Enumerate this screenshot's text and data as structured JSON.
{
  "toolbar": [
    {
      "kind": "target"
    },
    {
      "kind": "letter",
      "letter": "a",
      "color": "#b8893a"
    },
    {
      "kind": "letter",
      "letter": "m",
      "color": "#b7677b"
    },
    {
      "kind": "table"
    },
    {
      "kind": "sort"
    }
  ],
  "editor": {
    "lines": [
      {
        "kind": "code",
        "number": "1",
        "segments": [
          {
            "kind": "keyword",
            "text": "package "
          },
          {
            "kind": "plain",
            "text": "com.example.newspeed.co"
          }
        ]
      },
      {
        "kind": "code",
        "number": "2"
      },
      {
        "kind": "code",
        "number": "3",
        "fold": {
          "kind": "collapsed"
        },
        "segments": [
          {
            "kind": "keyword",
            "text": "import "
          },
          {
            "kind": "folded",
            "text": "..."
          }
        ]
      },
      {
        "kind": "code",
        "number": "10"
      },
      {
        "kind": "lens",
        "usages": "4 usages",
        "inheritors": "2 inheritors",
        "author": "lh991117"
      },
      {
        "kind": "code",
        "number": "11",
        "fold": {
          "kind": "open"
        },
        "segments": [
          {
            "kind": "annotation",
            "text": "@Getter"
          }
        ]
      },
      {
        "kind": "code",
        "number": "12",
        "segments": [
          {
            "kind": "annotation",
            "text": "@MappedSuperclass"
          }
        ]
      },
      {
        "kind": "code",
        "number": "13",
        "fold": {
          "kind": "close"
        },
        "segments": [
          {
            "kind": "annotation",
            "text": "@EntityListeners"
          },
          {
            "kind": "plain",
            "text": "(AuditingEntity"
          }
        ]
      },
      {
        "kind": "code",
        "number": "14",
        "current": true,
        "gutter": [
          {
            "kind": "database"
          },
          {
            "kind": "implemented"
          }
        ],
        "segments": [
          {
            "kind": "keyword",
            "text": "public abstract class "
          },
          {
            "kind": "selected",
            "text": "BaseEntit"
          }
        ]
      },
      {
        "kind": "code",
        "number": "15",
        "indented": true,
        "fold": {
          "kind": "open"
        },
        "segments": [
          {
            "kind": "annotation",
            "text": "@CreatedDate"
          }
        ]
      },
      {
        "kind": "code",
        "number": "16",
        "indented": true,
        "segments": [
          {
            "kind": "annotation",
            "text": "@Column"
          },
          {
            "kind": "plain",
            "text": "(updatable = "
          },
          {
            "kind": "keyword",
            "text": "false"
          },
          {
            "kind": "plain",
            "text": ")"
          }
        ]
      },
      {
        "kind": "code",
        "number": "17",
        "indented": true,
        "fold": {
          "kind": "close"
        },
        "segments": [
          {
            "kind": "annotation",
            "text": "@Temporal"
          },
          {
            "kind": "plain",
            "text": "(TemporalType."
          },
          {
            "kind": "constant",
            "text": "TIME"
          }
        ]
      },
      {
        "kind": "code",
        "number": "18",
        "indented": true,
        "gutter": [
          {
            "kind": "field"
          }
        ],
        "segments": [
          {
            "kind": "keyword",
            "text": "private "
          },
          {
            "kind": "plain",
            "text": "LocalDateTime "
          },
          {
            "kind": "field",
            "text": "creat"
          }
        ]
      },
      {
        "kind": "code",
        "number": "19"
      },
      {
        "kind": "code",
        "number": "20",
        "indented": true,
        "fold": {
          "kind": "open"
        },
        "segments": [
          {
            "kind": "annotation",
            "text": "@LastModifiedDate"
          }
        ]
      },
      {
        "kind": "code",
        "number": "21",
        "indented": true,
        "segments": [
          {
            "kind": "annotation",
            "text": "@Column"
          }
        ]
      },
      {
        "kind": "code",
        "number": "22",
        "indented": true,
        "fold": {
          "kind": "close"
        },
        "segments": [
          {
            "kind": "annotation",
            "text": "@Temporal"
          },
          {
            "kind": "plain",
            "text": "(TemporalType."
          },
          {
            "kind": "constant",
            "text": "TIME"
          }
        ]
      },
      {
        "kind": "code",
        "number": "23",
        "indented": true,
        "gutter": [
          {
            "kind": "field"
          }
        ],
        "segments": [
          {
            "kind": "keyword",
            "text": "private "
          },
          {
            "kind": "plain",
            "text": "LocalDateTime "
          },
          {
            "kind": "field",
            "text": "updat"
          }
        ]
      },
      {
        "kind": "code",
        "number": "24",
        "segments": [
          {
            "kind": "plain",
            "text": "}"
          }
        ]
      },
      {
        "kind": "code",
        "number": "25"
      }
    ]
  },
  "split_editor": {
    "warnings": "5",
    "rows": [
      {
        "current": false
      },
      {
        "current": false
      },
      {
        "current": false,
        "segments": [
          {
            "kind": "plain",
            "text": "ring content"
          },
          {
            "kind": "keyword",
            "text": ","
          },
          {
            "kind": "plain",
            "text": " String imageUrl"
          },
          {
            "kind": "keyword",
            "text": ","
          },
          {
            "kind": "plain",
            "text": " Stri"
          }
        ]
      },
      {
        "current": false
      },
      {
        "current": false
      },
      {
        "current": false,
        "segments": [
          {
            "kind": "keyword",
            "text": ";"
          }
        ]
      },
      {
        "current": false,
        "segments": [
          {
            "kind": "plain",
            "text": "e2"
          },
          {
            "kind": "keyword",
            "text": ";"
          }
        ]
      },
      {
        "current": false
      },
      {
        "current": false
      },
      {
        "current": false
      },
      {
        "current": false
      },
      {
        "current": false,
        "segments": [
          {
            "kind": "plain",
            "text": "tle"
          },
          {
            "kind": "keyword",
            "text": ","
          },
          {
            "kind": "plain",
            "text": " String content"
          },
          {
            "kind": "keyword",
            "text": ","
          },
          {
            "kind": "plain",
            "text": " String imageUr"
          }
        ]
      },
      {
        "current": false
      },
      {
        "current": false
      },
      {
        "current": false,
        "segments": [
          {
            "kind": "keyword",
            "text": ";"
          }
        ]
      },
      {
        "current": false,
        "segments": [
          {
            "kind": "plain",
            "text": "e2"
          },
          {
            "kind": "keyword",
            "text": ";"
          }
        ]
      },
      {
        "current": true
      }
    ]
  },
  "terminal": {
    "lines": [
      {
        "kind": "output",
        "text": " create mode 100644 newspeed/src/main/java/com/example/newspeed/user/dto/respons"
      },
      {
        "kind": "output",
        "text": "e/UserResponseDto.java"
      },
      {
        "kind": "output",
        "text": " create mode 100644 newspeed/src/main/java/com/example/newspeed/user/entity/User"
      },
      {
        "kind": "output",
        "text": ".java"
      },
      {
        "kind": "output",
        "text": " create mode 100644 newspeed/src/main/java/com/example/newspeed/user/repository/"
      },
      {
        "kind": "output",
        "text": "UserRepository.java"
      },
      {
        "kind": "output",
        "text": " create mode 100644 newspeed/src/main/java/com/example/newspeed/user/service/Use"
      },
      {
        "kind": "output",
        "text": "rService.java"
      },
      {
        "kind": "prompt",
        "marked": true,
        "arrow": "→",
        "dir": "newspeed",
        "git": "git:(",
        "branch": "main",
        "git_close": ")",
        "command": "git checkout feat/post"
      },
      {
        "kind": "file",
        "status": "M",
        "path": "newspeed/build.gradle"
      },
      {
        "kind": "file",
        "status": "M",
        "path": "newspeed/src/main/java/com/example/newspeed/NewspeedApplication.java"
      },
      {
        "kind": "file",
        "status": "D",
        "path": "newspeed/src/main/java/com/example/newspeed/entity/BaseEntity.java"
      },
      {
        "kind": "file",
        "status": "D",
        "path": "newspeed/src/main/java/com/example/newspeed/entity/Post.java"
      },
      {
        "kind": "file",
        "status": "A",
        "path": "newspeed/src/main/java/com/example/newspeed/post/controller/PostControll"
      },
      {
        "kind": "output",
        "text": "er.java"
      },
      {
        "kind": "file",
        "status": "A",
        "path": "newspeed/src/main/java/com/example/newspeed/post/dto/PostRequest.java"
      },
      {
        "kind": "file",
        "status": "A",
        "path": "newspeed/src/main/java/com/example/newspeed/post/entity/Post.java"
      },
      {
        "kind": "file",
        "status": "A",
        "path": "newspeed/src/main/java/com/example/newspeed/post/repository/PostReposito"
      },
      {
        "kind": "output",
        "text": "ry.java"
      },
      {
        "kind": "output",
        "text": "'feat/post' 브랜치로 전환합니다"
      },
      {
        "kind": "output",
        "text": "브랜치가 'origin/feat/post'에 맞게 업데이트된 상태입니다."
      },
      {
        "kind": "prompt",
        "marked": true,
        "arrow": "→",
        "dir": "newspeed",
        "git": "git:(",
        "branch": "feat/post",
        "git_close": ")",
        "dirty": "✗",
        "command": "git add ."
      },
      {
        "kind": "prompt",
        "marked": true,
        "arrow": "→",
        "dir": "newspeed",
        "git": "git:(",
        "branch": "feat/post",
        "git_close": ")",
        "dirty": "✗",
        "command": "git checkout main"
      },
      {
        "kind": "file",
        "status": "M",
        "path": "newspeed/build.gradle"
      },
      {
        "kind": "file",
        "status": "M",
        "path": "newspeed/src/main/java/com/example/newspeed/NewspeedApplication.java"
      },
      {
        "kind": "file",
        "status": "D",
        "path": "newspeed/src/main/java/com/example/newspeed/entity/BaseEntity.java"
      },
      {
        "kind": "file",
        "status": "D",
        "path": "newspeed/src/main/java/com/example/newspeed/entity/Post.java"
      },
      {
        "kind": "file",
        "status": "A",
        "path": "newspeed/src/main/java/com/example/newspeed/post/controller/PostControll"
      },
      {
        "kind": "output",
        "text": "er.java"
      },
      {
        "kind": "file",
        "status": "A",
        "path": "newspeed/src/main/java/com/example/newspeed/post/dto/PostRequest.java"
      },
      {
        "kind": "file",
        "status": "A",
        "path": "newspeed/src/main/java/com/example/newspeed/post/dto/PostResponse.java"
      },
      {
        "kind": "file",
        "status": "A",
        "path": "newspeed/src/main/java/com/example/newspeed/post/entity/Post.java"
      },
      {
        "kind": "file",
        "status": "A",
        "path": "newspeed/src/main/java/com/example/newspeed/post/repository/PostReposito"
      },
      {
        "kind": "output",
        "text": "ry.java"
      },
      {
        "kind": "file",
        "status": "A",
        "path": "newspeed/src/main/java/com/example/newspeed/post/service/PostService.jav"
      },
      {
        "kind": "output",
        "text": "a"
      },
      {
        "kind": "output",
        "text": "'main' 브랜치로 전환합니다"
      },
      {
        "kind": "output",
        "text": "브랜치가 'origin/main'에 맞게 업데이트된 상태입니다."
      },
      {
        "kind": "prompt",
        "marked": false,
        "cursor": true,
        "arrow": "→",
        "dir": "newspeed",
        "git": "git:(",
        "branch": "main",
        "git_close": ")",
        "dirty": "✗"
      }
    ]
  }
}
---
*TASK BRIEF*
From the records above, report the count of lines containing "mode" and nothing more.

*ANSWER TO THE PROBLEM*
4